(Stored items from a collection)
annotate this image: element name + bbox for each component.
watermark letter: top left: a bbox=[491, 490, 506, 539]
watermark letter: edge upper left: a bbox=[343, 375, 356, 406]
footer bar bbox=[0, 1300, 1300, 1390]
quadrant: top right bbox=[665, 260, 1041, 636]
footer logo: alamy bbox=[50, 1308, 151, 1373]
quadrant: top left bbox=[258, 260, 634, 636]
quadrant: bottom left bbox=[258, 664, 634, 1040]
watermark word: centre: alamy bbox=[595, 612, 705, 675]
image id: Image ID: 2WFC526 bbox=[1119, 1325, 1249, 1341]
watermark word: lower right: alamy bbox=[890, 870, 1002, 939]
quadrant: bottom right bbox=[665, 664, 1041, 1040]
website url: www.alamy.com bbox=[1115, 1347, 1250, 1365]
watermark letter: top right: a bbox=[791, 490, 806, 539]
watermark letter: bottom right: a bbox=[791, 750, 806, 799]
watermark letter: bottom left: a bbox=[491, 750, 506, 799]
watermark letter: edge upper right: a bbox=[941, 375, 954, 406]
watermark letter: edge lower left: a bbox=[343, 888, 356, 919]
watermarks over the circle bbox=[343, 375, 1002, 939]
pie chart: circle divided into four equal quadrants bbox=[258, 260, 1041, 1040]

> [Exercise goal]:
Reproduce verbatim the lines from the start of the records through the line containing "footer logo: alamy bbox=[50, 1308, 151, 1373]", including both ends.

> [Task output]:
annotate this image: element name + bbox for each component.
watermark letter: top left: a bbox=[491, 490, 506, 539]
watermark letter: edge upper left: a bbox=[343, 375, 356, 406]
footer bar bbox=[0, 1300, 1300, 1390]
quadrant: top right bbox=[665, 260, 1041, 636]
footer logo: alamy bbox=[50, 1308, 151, 1373]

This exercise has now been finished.